[Rows from a dataset]

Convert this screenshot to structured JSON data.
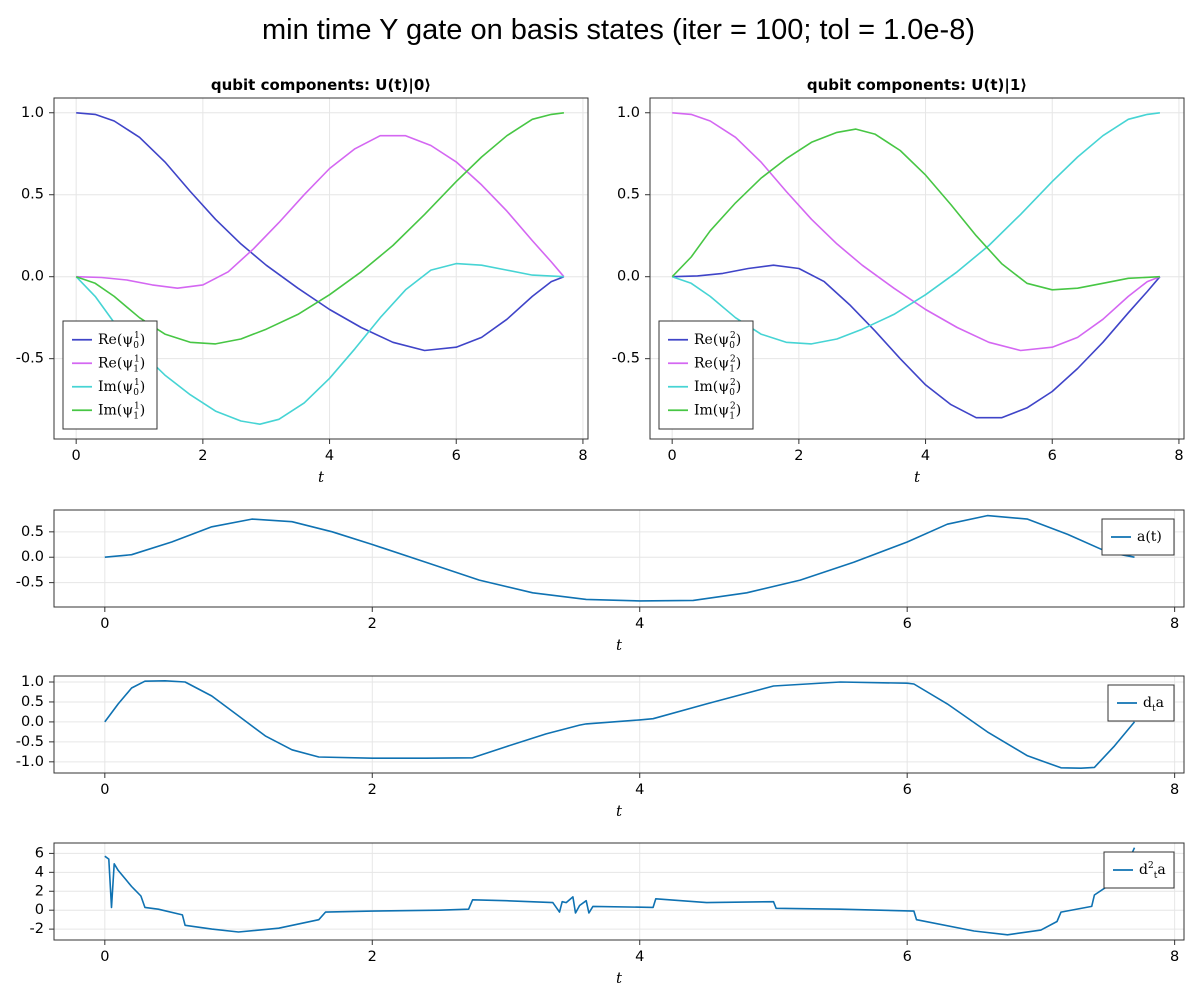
{
  "title": "min time Y gate on basis states (iter = 100; tol = 1.0e-8)",
  "chart_data": [
    {
      "type": "line",
      "title": "qubit components: U(t)|0⟩",
      "xlabel": "t",
      "ylabel": "",
      "xlim": [
        -0.35,
        8.08
      ],
      "ylim": [
        -0.99,
        1.09
      ],
      "xticks": [
        0,
        2,
        4,
        6,
        8
      ],
      "yticks": [
        -0.5,
        0.0,
        0.5,
        1.0
      ],
      "xtick_labels": [
        "0",
        "2",
        "4",
        "6",
        "8"
      ],
      "ytick_labels": [
        "-0.5",
        "0.0",
        "0.5",
        "1.0"
      ],
      "grid": true,
      "legend_position": "bottom-left",
      "series": [
        {
          "name": "Re(ψ₀¹)",
          "color": "#3f44c8",
          "x": [
            0,
            0.3,
            0.6,
            1.0,
            1.4,
            1.8,
            2.2,
            2.6,
            3.0,
            3.5,
            4.0,
            4.5,
            5.0,
            5.5,
            6.0,
            6.4,
            6.8,
            7.2,
            7.5,
            7.7
          ],
          "y": [
            1.0,
            0.99,
            0.95,
            0.85,
            0.7,
            0.52,
            0.35,
            0.2,
            0.07,
            -0.07,
            -0.2,
            -0.31,
            -0.4,
            -0.45,
            -0.43,
            -0.37,
            -0.26,
            -0.12,
            -0.03,
            0.0
          ]
        },
        {
          "name": "Re(ψ₁¹)",
          "color": "#d467f2",
          "x": [
            0,
            0.4,
            0.8,
            1.2,
            1.6,
            2.0,
            2.4,
            2.8,
            3.2,
            3.6,
            4.0,
            4.4,
            4.8,
            5.2,
            5.6,
            6.0,
            6.4,
            6.8,
            7.2,
            7.5,
            7.7
          ],
          "y": [
            0.0,
            -0.005,
            -0.02,
            -0.05,
            -0.07,
            -0.05,
            0.03,
            0.17,
            0.33,
            0.5,
            0.66,
            0.78,
            0.86,
            0.86,
            0.8,
            0.7,
            0.56,
            0.4,
            0.22,
            0.09,
            0.0
          ]
        },
        {
          "name": "Im(ψ₀¹)",
          "color": "#46d4d4",
          "x": [
            0,
            0.3,
            0.6,
            1.0,
            1.4,
            1.8,
            2.2,
            2.6,
            2.9,
            3.2,
            3.6,
            4.0,
            4.4,
            4.8,
            5.2,
            5.6,
            6.0,
            6.4,
            6.8,
            7.2,
            7.7
          ],
          "y": [
            0.0,
            -0.12,
            -0.28,
            -0.45,
            -0.6,
            -0.72,
            -0.82,
            -0.88,
            -0.9,
            -0.87,
            -0.77,
            -0.62,
            -0.44,
            -0.25,
            -0.08,
            0.04,
            0.08,
            0.07,
            0.04,
            0.01,
            0.0
          ]
        },
        {
          "name": "Im(ψ₁¹)",
          "color": "#47c644",
          "x": [
            0,
            0.3,
            0.6,
            1.0,
            1.4,
            1.8,
            2.2,
            2.6,
            3.0,
            3.5,
            4.0,
            4.5,
            5.0,
            5.5,
            6.0,
            6.4,
            6.8,
            7.2,
            7.5,
            7.7
          ],
          "y": [
            0.0,
            -0.04,
            -0.12,
            -0.25,
            -0.35,
            -0.4,
            -0.41,
            -0.38,
            -0.32,
            -0.23,
            -0.11,
            0.03,
            0.19,
            0.38,
            0.58,
            0.73,
            0.86,
            0.96,
            0.99,
            1.0
          ]
        }
      ]
    },
    {
      "type": "line",
      "title": "qubit components: U(t)|1⟩",
      "xlabel": "t",
      "ylabel": "",
      "xlim": [
        -0.35,
        8.08
      ],
      "ylim": [
        -0.99,
        1.09
      ],
      "xticks": [
        0,
        2,
        4,
        6,
        8
      ],
      "yticks": [
        -0.5,
        0.0,
        0.5,
        1.0
      ],
      "xtick_labels": [
        "0",
        "2",
        "4",
        "6",
        "8"
      ],
      "ytick_labels": [
        "-0.5",
        "0.0",
        "0.5",
        "1.0"
      ],
      "grid": true,
      "legend_position": "bottom-left",
      "series": [
        {
          "name": "Re(ψ₀²)",
          "color": "#3f44c8",
          "x": [
            0,
            0.4,
            0.8,
            1.2,
            1.6,
            2.0,
            2.4,
            2.8,
            3.2,
            3.6,
            4.0,
            4.4,
            4.8,
            5.2,
            5.6,
            6.0,
            6.4,
            6.8,
            7.2,
            7.5,
            7.7
          ],
          "y": [
            0.0,
            0.005,
            0.02,
            0.05,
            0.07,
            0.05,
            -0.03,
            -0.17,
            -0.33,
            -0.5,
            -0.66,
            -0.78,
            -0.86,
            -0.86,
            -0.8,
            -0.7,
            -0.56,
            -0.4,
            -0.22,
            -0.09,
            0.0
          ]
        },
        {
          "name": "Re(ψ₁²)",
          "color": "#d467f2",
          "x": [
            0,
            0.3,
            0.6,
            1.0,
            1.4,
            1.8,
            2.2,
            2.6,
            3.0,
            3.5,
            4.0,
            4.5,
            5.0,
            5.5,
            6.0,
            6.4,
            6.8,
            7.2,
            7.5,
            7.7
          ],
          "y": [
            1.0,
            0.99,
            0.95,
            0.85,
            0.7,
            0.52,
            0.35,
            0.2,
            0.07,
            -0.07,
            -0.2,
            -0.31,
            -0.4,
            -0.45,
            -0.43,
            -0.37,
            -0.26,
            -0.12,
            -0.03,
            0.0
          ]
        },
        {
          "name": "Im(ψ₀²)",
          "color": "#46d4d4",
          "x": [
            0,
            0.3,
            0.6,
            1.0,
            1.4,
            1.8,
            2.2,
            2.6,
            3.0,
            3.5,
            4.0,
            4.5,
            5.0,
            5.5,
            6.0,
            6.4,
            6.8,
            7.2,
            7.5,
            7.7
          ],
          "y": [
            0.0,
            -0.04,
            -0.12,
            -0.25,
            -0.35,
            -0.4,
            -0.41,
            -0.38,
            -0.32,
            -0.23,
            -0.11,
            0.03,
            0.19,
            0.38,
            0.58,
            0.73,
            0.86,
            0.96,
            0.99,
            1.0
          ]
        },
        {
          "name": "Im(ψ₁²)",
          "color": "#47c644",
          "x": [
            0,
            0.3,
            0.6,
            1.0,
            1.4,
            1.8,
            2.2,
            2.6,
            2.9,
            3.2,
            3.6,
            4.0,
            4.4,
            4.8,
            5.2,
            5.6,
            6.0,
            6.4,
            6.8,
            7.2,
            7.7
          ],
          "y": [
            0.0,
            0.12,
            0.28,
            0.45,
            0.6,
            0.72,
            0.82,
            0.88,
            0.9,
            0.87,
            0.77,
            0.62,
            0.44,
            0.25,
            0.08,
            -0.04,
            -0.08,
            -0.07,
            -0.04,
            -0.01,
            0.0
          ]
        }
      ]
    },
    {
      "type": "line",
      "title": "",
      "xlabel": "t",
      "ylabel": "",
      "xlim": [
        -0.38,
        8.07
      ],
      "ylim": [
        -0.98,
        0.93
      ],
      "xticks": [
        0,
        2,
        4,
        6,
        8
      ],
      "yticks": [
        -0.5,
        0.0,
        0.5
      ],
      "xtick_labels": [
        "0",
        "2",
        "4",
        "6",
        "8"
      ],
      "ytick_labels": [
        "-0.5",
        "0.0",
        "0.5"
      ],
      "grid": true,
      "legend_position": "top-right",
      "series": [
        {
          "name": "a(t)",
          "color": "#0f72b2",
          "x": [
            0,
            0.2,
            0.5,
            0.8,
            1.1,
            1.4,
            1.7,
            2.0,
            2.4,
            2.8,
            3.2,
            3.6,
            4.0,
            4.4,
            4.8,
            5.2,
            5.6,
            6.0,
            6.3,
            6.6,
            6.9,
            7.2,
            7.5,
            7.7
          ],
          "y": [
            0.0,
            0.05,
            0.3,
            0.6,
            0.75,
            0.7,
            0.5,
            0.25,
            -0.1,
            -0.45,
            -0.7,
            -0.83,
            -0.86,
            -0.85,
            -0.7,
            -0.45,
            -0.1,
            0.3,
            0.65,
            0.82,
            0.75,
            0.45,
            0.1,
            0.0
          ]
        }
      ]
    },
    {
      "type": "line",
      "title": "",
      "xlabel": "t",
      "ylabel": "",
      "xlim": [
        -0.38,
        8.07
      ],
      "ylim": [
        -1.28,
        1.15
      ],
      "xticks": [
        0,
        2,
        4,
        6,
        8
      ],
      "yticks": [
        -1.0,
        -0.5,
        0.0,
        0.5,
        1.0
      ],
      "xtick_labels": [
        "0",
        "2",
        "4",
        "6",
        "8"
      ],
      "ytick_labels": [
        "-1.0",
        "-0.5",
        "0.0",
        "0.5",
        "1.0"
      ],
      "grid": true,
      "legend_position": "top-right",
      "series": [
        {
          "name": "dₜa",
          "color": "#0f72b2",
          "x": [
            0,
            0.1,
            0.2,
            0.3,
            0.45,
            0.6,
            0.8,
            1.0,
            1.2,
            1.4,
            1.6,
            2.0,
            2.4,
            2.75,
            3.0,
            3.3,
            3.55,
            3.6,
            4.0,
            4.1,
            4.5,
            5.0,
            5.5,
            6.0,
            6.05,
            6.3,
            6.6,
            6.9,
            7.15,
            7.3,
            7.4,
            7.55,
            7.7
          ],
          "y": [
            0.0,
            0.45,
            0.85,
            1.02,
            1.03,
            1.0,
            0.65,
            0.15,
            -0.35,
            -0.7,
            -0.88,
            -0.91,
            -0.91,
            -0.9,
            -0.62,
            -0.3,
            -0.08,
            -0.05,
            0.05,
            0.08,
            0.45,
            0.9,
            1.0,
            0.97,
            0.95,
            0.45,
            -0.25,
            -0.85,
            -1.15,
            -1.16,
            -1.14,
            -0.6,
            0.0
          ]
        }
      ]
    },
    {
      "type": "line",
      "title": "",
      "xlabel": "t",
      "ylabel": "",
      "xlim": [
        -0.38,
        8.07
      ],
      "ylim": [
        -3.15,
        7.1
      ],
      "xticks": [
        0,
        2,
        4,
        6,
        8
      ],
      "yticks": [
        -2,
        0,
        2,
        4,
        6
      ],
      "xtick_labels": [
        "0",
        "2",
        "4",
        "6",
        "8"
      ],
      "ytick_labels": [
        "-2",
        "0",
        "2",
        "4",
        "6"
      ],
      "grid": true,
      "legend_position": "top-right",
      "series": [
        {
          "name": "d²ₜa",
          "color": "#0f72b2",
          "x": [
            0,
            0.03,
            0.05,
            0.07,
            0.1,
            0.2,
            0.27,
            0.3,
            0.4,
            0.58,
            0.6,
            0.8,
            1.0,
            1.3,
            1.6,
            1.65,
            2.0,
            2.5,
            2.72,
            2.75,
            3.0,
            3.35,
            3.4,
            3.42,
            3.45,
            3.5,
            3.52,
            3.55,
            3.6,
            3.62,
            3.65,
            4.1,
            4.12,
            4.5,
            5.0,
            5.02,
            5.5,
            6.05,
            6.07,
            6.5,
            6.75,
            7.0,
            7.12,
            7.15,
            7.38,
            7.4,
            7.6,
            7.7
          ],
          "y": [
            5.7,
            5.4,
            0.3,
            4.9,
            4.2,
            2.5,
            1.5,
            0.3,
            0.1,
            -0.5,
            -1.6,
            -2.0,
            -2.3,
            -1.9,
            -1.0,
            -0.2,
            -0.1,
            0.0,
            0.1,
            1.1,
            1.0,
            0.8,
            -0.2,
            0.9,
            0.8,
            1.4,
            -0.3,
            0.5,
            1.0,
            -0.3,
            0.4,
            0.3,
            1.2,
            0.8,
            0.9,
            0.2,
            0.1,
            -0.1,
            -1.0,
            -2.2,
            -2.6,
            -2.1,
            -1.2,
            -0.2,
            0.4,
            1.6,
            3.5,
            6.6
          ]
        }
      ]
    }
  ]
}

* _TASK_
Pick out each line in the material containing "qubit".

* _TASK ANSWER_
      "title": "qubit components: U(t)|0⟩",
      "title": "qubit components: U(t)|1⟩",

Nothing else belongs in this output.